**THE PROBLEM**: Pick out each line below containing "mellitus".

**TASK INPUT**:
(begin)

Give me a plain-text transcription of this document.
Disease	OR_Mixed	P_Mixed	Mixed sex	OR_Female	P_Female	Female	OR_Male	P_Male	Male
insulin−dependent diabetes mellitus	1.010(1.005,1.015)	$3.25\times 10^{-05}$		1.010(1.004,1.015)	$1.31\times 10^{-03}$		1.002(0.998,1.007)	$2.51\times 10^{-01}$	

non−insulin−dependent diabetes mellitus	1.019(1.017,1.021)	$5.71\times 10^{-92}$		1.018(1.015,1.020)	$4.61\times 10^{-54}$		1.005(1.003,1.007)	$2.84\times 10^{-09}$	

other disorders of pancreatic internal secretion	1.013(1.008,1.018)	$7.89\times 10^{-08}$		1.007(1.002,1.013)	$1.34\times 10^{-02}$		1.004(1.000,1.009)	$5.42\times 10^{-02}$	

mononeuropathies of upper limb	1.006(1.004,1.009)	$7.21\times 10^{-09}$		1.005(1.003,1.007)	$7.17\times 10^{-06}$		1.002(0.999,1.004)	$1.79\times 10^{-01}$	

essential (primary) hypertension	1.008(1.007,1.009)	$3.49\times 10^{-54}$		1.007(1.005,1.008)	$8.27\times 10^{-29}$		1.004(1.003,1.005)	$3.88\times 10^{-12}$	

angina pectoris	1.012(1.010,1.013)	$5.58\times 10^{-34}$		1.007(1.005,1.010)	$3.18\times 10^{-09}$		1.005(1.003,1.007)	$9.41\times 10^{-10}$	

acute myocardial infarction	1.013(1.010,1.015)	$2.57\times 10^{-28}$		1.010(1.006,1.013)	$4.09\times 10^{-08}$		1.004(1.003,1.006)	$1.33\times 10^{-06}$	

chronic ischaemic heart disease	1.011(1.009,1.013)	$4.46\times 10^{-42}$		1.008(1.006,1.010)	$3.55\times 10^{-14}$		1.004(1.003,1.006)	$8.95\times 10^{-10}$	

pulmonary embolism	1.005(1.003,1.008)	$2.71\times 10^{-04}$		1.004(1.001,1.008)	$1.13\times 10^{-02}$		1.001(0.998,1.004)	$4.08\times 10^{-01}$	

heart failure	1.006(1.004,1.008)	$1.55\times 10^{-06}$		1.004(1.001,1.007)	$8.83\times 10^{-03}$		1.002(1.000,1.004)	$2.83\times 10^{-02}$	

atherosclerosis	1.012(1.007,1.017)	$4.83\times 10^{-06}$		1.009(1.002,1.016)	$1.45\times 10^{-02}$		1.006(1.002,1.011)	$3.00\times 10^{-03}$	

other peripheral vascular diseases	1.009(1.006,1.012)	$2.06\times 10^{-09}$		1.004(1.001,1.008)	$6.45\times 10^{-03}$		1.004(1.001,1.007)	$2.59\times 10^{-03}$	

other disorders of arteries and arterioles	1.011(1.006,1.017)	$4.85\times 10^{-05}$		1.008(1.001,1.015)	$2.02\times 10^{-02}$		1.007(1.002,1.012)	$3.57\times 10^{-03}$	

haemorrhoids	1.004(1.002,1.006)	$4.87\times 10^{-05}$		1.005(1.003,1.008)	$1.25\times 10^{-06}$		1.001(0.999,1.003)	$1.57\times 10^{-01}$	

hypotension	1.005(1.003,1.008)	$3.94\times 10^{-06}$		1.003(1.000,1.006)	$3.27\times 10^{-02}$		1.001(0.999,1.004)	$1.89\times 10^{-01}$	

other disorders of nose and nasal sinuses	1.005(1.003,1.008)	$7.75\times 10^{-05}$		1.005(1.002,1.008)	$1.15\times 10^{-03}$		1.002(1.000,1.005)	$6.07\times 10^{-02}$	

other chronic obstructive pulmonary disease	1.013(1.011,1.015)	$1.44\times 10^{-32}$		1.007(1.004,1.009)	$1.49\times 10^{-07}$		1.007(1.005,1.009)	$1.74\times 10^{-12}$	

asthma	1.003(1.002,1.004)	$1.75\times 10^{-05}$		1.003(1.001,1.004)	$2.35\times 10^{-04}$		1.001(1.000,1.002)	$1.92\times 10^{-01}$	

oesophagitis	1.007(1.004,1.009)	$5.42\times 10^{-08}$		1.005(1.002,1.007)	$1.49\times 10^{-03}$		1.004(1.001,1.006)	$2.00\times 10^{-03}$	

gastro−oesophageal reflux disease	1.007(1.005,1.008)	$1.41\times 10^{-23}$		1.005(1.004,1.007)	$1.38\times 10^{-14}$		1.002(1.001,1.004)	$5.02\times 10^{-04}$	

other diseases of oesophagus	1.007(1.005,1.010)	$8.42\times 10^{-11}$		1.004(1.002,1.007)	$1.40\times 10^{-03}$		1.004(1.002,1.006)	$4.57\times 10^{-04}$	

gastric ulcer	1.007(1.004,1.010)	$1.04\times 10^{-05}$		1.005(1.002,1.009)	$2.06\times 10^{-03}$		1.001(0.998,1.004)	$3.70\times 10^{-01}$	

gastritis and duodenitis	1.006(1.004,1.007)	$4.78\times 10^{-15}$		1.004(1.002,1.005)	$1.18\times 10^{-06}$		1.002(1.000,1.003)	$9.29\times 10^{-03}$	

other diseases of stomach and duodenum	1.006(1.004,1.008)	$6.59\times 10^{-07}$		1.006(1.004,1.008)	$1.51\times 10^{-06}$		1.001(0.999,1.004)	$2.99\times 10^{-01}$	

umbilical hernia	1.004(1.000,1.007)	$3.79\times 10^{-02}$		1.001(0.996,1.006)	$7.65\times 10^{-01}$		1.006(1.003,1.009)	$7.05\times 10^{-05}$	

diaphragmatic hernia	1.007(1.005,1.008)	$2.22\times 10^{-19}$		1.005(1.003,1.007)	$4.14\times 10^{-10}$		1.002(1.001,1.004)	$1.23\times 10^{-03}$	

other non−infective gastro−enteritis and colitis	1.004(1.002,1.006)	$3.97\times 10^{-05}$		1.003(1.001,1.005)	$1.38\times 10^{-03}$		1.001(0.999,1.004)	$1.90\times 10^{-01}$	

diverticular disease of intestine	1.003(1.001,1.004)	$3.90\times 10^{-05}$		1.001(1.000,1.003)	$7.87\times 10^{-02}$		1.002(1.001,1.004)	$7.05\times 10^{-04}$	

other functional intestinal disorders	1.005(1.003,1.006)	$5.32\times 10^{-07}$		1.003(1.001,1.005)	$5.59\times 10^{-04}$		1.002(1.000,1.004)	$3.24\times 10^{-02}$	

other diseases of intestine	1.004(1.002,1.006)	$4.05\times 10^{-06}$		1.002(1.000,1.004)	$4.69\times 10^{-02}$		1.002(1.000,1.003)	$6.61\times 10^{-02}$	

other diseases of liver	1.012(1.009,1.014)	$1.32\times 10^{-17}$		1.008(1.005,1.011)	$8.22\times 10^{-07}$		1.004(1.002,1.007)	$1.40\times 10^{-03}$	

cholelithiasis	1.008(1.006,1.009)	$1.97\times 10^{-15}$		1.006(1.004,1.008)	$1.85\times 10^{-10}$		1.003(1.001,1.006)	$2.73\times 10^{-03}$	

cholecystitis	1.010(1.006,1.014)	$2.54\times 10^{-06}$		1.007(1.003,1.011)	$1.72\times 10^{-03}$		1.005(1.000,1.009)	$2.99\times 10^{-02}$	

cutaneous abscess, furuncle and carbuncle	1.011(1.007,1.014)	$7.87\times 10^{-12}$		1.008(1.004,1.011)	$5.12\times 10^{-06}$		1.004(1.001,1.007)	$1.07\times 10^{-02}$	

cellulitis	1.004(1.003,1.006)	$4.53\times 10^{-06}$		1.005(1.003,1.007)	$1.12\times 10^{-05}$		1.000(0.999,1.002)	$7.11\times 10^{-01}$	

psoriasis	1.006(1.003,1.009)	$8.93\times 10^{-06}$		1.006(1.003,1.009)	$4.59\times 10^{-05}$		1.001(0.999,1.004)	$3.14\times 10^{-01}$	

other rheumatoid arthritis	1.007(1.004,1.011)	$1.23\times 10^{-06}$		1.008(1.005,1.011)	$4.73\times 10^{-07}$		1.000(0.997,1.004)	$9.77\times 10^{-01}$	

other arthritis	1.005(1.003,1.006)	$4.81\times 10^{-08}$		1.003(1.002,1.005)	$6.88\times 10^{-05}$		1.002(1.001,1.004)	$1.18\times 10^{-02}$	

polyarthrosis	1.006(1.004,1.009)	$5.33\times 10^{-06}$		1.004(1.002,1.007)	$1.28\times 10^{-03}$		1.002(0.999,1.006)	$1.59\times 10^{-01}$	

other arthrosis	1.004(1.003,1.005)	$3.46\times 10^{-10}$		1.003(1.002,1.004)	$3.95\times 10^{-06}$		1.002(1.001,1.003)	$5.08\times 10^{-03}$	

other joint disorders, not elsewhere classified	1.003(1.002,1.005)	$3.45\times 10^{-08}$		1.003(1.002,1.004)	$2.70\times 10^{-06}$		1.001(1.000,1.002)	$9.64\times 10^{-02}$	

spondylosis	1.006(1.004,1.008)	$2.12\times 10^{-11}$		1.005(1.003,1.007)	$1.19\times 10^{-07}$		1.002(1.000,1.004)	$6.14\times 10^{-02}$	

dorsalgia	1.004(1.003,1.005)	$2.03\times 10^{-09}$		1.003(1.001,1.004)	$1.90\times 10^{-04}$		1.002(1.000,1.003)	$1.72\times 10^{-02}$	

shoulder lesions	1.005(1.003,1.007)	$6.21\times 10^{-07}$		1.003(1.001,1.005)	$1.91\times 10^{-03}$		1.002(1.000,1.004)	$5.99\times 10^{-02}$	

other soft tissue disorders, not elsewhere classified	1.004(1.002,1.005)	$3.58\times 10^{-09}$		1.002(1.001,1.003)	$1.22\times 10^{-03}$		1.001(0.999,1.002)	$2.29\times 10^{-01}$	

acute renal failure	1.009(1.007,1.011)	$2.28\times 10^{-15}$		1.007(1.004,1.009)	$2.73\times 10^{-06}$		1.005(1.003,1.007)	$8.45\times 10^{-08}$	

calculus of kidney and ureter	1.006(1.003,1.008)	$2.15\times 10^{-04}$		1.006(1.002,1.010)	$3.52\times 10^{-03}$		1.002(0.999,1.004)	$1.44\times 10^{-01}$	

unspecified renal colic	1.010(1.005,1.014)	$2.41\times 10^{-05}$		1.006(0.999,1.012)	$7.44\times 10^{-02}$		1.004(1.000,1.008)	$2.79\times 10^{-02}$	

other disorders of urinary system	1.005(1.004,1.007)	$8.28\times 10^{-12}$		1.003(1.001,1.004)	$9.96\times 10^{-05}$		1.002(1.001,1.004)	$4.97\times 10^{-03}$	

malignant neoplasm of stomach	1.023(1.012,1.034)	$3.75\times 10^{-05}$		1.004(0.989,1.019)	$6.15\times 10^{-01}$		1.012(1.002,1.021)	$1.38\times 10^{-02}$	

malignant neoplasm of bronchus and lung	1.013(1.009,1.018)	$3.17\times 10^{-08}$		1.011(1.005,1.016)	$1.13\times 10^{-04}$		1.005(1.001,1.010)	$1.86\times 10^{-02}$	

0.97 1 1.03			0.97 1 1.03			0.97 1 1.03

(end)

**FULL OUTPUT**:
insulin−dependent diabetes mellitus	1.010(1.005,1.015)	$3.25\times 10^{-05}$		1.010(1.004,1.015)	$1.31\times 10^{-03}$		1.002(0.998,1.007)	$2.51\times 10^{-01}$	
non−insulin−dependent diabetes mellitus	1.019(1.017,1.021)	$5.71\times 10^{-92}$		1.018(1.015,1.020)	$4.61\times 10^{-54}$		1.005(1.003,1.007)	$2.84\times 10^{-09}$	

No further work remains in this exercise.